- [Problem requirements]: Count how many lines below contain the word "placeholder", then give that number alone.
----
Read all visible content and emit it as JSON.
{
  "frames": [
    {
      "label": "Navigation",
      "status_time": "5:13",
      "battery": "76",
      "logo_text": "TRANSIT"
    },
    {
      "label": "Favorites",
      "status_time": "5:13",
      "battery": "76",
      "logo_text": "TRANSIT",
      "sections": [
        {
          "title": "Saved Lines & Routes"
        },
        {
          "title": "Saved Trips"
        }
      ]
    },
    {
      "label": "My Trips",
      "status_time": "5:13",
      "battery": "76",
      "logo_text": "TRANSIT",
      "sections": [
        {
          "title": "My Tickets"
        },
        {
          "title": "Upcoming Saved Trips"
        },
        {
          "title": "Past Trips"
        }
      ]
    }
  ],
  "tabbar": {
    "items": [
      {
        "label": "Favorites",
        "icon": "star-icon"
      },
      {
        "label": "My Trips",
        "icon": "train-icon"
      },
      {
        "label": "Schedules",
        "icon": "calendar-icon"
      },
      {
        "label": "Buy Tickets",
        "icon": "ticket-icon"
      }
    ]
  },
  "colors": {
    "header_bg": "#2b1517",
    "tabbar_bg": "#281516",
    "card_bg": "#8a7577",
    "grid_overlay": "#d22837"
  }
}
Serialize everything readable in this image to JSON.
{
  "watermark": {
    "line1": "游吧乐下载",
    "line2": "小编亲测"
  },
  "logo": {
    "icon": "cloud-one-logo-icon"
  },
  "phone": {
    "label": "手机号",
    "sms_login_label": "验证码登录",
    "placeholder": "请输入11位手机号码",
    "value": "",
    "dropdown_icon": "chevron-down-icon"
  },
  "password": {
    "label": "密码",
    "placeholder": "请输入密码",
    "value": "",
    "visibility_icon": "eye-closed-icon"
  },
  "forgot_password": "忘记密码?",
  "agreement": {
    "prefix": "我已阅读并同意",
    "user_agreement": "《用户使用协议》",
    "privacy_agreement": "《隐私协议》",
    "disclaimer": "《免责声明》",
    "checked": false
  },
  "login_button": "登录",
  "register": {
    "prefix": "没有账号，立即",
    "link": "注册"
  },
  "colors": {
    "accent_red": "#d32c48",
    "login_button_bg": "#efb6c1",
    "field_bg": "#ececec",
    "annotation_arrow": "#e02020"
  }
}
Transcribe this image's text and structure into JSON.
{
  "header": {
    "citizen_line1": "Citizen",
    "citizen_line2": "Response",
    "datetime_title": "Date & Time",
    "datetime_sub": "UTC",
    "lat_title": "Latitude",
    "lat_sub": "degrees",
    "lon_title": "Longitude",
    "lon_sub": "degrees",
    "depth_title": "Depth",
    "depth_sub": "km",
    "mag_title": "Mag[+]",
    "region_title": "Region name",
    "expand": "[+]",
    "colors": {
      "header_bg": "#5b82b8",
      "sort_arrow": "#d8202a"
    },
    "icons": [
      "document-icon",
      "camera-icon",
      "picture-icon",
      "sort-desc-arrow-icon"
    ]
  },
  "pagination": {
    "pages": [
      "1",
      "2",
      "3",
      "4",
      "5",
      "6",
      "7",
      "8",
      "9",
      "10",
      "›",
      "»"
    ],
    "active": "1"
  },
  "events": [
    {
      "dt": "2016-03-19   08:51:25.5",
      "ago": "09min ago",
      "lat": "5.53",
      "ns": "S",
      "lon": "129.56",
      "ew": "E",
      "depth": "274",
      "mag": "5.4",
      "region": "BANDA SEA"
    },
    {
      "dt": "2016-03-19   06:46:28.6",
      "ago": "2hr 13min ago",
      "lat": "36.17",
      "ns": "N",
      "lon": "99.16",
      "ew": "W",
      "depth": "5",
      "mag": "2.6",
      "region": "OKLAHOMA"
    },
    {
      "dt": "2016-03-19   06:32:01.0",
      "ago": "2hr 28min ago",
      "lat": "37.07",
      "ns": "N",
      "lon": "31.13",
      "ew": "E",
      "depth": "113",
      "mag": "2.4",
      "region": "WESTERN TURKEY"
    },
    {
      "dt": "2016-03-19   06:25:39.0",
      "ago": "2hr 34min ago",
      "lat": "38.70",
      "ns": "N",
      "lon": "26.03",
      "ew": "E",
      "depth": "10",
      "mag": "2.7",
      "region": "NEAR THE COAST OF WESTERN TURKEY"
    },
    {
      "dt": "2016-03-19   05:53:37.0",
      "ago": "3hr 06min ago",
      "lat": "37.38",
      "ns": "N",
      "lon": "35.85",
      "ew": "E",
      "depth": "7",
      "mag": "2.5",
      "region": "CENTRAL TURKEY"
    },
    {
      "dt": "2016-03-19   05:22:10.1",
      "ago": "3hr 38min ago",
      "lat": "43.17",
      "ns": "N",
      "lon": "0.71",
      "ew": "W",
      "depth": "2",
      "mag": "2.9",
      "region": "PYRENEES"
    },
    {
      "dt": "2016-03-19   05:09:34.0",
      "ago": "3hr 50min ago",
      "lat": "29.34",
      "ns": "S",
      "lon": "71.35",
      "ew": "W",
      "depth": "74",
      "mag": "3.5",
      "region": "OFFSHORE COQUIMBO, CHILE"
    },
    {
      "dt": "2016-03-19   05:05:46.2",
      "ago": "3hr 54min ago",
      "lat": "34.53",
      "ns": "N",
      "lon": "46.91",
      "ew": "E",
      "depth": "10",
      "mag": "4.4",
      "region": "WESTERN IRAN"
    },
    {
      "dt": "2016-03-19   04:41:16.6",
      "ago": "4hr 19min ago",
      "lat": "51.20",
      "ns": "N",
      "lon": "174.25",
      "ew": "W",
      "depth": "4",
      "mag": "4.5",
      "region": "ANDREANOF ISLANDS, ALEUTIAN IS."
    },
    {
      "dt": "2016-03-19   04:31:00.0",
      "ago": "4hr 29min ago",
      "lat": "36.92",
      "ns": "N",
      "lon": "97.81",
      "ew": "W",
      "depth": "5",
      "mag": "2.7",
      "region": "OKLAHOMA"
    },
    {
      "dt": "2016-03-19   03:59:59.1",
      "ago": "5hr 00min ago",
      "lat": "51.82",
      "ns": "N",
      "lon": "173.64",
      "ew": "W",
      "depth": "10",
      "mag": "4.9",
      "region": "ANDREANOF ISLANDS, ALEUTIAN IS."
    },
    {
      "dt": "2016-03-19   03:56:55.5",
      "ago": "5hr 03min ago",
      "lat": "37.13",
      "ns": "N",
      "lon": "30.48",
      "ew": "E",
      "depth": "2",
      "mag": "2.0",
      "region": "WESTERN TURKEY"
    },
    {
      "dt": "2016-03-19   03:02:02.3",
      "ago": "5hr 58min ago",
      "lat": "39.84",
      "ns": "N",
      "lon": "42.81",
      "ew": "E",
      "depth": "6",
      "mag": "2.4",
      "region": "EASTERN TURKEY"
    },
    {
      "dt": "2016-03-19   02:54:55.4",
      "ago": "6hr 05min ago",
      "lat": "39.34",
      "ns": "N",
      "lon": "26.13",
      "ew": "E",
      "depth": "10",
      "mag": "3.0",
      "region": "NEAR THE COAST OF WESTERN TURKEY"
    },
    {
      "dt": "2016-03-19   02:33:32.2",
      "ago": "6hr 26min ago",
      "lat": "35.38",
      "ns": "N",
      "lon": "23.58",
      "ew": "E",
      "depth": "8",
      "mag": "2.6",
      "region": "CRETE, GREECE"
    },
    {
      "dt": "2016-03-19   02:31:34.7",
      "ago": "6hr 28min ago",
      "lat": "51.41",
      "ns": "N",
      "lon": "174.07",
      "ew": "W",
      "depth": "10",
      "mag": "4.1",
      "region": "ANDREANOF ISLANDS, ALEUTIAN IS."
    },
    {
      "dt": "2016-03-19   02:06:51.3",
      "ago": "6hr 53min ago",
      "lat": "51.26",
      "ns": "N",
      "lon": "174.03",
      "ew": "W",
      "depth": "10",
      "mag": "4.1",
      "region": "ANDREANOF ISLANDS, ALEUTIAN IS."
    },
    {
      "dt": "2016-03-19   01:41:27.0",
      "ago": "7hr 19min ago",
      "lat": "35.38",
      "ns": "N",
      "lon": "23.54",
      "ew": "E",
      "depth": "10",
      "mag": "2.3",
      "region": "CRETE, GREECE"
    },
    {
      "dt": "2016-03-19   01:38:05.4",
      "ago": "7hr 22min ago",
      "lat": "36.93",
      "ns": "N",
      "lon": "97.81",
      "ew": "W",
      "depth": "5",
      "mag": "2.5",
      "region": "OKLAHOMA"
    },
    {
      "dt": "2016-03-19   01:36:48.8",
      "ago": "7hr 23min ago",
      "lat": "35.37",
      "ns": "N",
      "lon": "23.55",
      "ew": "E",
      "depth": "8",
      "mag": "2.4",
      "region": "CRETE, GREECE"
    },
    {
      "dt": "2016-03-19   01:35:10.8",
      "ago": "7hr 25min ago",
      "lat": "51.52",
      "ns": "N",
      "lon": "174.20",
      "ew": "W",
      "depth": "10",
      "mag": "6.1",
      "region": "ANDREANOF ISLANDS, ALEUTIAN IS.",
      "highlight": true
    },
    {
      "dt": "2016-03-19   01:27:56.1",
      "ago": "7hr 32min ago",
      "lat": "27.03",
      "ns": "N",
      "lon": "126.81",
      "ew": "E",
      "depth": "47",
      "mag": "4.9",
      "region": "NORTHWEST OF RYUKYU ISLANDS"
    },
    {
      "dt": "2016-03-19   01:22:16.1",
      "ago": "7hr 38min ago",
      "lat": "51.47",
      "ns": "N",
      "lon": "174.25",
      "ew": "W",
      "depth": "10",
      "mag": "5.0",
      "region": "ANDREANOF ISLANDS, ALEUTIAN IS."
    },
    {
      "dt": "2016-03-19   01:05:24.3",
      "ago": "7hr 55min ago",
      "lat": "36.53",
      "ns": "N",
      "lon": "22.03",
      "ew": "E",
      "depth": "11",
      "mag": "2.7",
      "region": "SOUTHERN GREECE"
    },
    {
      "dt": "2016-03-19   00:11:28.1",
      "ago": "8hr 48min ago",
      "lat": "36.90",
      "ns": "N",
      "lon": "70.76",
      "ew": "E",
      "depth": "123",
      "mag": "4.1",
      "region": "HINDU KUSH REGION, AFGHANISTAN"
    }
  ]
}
----
- [Exercise solution]: 2